> **Source material**:
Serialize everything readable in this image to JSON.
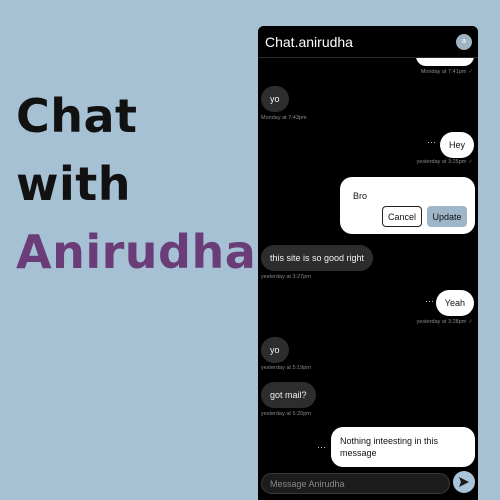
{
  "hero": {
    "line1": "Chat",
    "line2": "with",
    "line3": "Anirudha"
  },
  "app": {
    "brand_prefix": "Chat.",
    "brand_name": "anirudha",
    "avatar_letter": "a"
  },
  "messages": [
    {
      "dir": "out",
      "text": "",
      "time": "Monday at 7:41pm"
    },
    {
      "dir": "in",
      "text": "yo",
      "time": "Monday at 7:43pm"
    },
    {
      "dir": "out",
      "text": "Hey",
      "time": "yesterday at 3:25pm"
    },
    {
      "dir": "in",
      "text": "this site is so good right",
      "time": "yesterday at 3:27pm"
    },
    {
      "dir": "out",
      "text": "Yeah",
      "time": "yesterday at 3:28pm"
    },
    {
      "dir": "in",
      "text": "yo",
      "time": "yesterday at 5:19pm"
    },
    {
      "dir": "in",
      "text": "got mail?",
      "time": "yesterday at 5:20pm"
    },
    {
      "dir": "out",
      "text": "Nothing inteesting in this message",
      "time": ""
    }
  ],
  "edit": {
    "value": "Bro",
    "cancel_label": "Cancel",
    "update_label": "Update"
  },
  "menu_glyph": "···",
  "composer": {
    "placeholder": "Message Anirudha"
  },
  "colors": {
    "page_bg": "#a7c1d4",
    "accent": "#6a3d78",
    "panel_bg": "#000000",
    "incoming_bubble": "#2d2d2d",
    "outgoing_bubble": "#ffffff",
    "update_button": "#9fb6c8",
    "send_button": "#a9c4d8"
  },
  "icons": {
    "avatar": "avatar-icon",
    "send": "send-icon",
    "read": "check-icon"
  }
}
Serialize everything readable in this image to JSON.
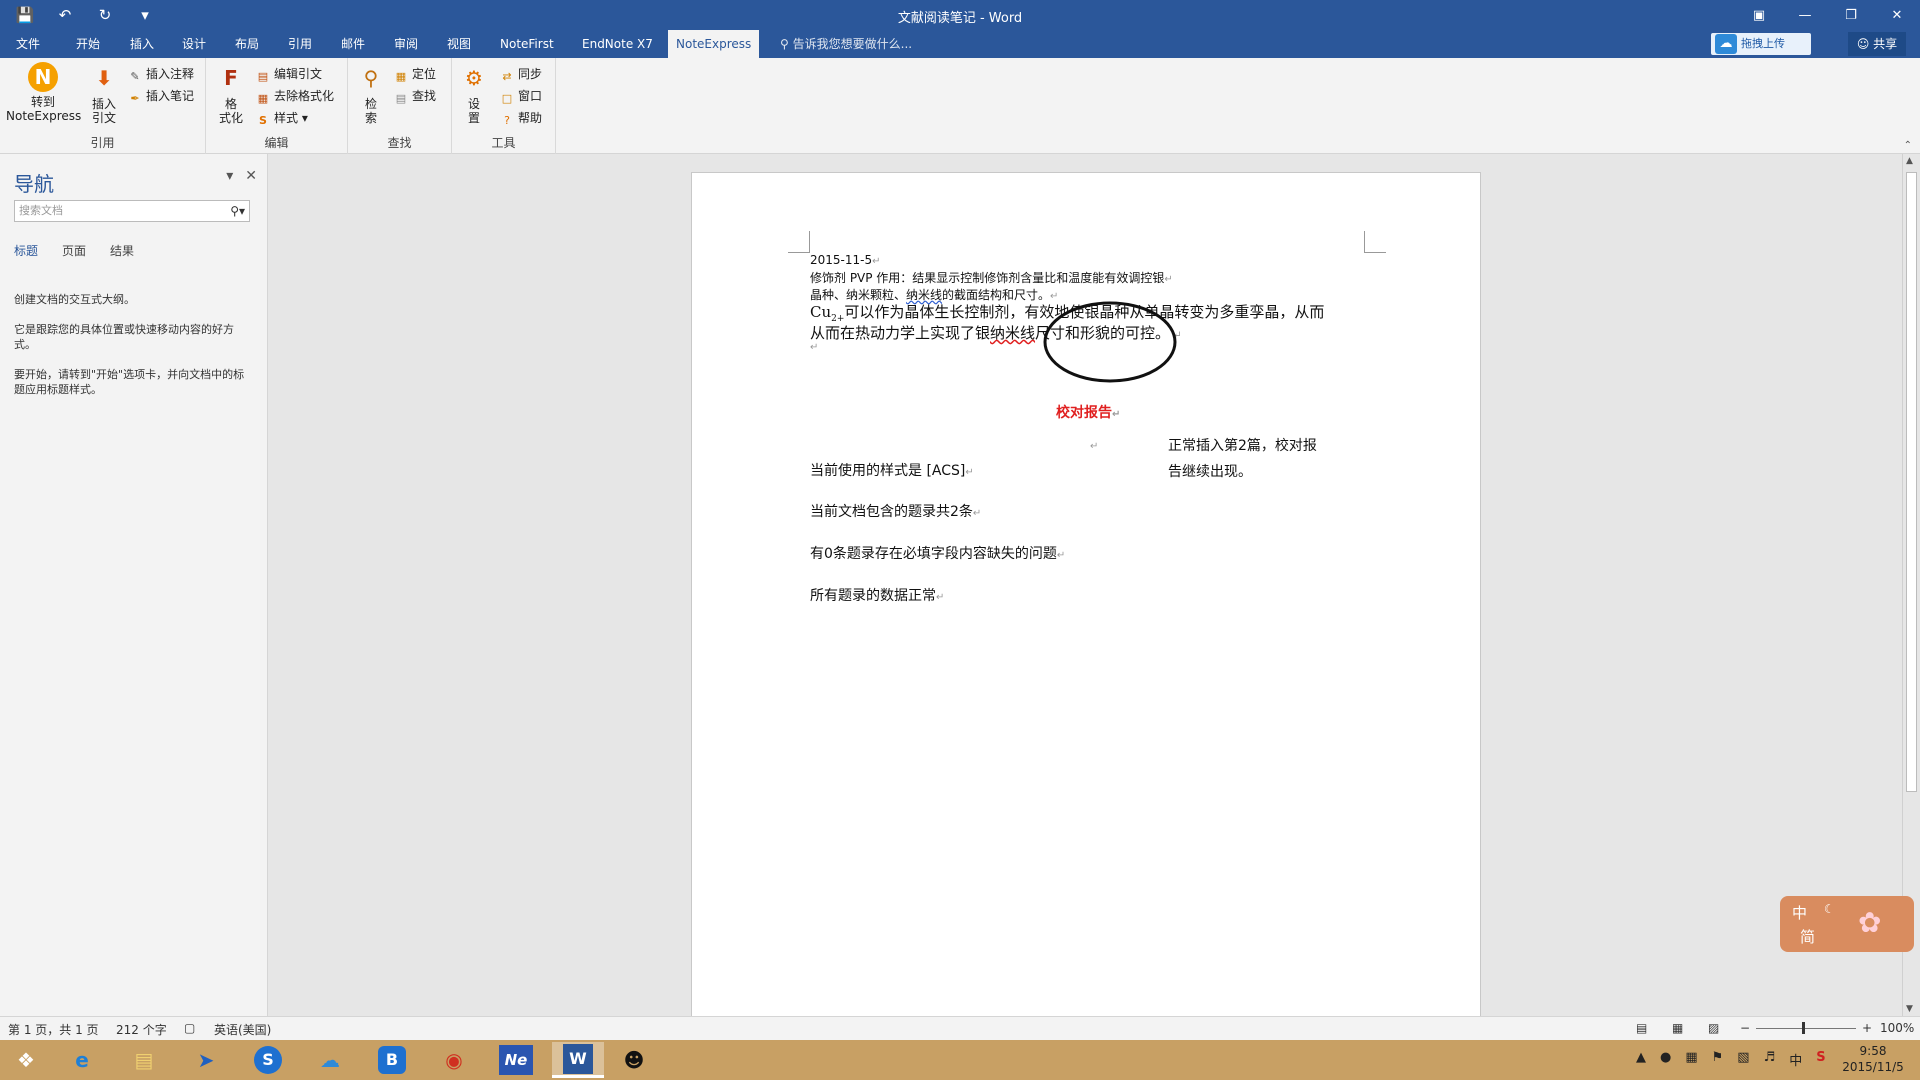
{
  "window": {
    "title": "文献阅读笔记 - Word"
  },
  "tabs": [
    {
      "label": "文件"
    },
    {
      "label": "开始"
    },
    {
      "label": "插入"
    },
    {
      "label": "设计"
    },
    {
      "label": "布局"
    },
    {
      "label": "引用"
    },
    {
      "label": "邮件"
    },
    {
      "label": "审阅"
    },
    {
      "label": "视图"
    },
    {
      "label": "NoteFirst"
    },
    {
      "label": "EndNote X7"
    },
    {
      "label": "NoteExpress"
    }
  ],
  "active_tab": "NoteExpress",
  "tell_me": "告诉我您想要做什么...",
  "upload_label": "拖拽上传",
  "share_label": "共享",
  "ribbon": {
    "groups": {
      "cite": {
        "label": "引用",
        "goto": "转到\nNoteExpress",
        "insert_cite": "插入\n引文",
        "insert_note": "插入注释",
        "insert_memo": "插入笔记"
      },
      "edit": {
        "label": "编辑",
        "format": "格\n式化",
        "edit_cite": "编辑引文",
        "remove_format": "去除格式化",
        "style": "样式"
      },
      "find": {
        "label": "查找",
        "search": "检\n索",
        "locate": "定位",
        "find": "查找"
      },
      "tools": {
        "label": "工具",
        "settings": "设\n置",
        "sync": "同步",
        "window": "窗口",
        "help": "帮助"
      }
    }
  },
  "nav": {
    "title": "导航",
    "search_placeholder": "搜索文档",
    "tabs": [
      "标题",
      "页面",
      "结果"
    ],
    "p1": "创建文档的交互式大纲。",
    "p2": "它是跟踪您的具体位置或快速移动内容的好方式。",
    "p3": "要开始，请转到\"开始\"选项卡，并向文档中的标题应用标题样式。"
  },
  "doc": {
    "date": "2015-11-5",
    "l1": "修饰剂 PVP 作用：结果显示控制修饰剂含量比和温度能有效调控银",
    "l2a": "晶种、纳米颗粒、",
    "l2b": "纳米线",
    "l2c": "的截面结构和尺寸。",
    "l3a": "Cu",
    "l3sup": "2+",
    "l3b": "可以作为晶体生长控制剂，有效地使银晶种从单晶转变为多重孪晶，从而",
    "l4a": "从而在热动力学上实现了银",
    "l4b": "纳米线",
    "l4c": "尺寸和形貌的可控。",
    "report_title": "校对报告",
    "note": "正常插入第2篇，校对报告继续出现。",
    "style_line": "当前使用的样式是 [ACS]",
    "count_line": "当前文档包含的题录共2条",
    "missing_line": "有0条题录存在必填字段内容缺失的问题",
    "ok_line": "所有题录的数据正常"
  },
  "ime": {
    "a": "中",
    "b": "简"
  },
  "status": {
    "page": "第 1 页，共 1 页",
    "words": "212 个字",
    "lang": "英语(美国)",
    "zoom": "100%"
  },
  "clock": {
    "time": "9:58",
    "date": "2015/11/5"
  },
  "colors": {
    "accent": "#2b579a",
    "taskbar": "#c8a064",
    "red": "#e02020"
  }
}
...
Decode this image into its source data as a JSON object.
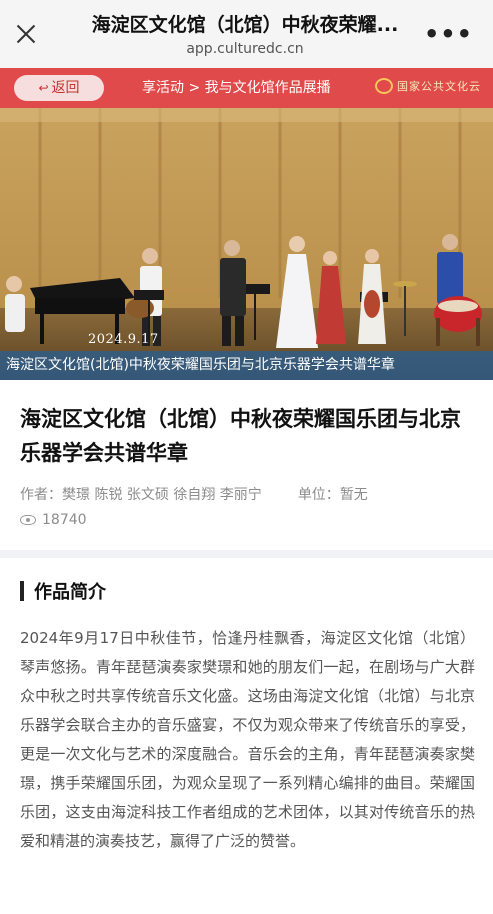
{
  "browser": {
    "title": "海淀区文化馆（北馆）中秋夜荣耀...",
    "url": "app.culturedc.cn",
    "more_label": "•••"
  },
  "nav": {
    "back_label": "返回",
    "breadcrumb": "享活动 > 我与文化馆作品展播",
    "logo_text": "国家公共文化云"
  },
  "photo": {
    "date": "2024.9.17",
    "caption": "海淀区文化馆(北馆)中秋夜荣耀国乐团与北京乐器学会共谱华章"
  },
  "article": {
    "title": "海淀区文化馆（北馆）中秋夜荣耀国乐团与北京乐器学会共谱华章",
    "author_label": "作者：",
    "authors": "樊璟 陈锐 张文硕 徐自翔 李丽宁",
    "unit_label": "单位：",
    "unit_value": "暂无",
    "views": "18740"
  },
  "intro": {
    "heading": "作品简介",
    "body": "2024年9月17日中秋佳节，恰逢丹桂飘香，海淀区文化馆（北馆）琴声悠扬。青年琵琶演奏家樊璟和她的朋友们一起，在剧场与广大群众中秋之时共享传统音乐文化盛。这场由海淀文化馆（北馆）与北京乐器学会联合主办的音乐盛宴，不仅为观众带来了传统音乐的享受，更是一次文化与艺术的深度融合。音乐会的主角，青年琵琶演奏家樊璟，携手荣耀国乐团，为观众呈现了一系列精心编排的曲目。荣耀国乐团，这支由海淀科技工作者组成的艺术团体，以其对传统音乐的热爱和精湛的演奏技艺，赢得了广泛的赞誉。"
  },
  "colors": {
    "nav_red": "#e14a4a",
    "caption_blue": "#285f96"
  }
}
--
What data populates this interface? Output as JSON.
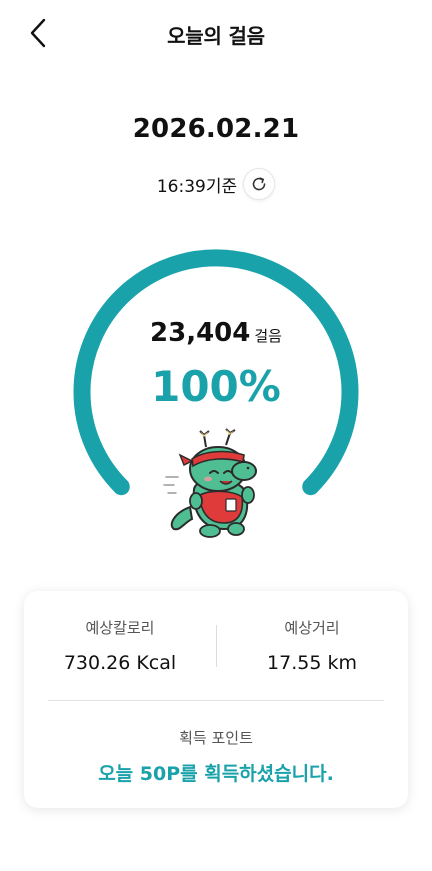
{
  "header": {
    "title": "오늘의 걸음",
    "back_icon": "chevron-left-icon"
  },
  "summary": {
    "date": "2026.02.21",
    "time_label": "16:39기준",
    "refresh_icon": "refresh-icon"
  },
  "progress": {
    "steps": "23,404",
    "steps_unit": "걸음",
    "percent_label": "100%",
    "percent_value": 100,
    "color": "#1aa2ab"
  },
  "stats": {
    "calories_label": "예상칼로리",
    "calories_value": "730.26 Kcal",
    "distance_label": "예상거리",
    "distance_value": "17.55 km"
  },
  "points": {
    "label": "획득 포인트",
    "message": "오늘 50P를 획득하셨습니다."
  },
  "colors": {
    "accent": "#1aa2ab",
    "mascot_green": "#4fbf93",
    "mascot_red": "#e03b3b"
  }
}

> **What to work on**:
Provide the count, and nothing else, of lines in the data above where the word "yesterday" occurs.

> **Answer for the task**:
5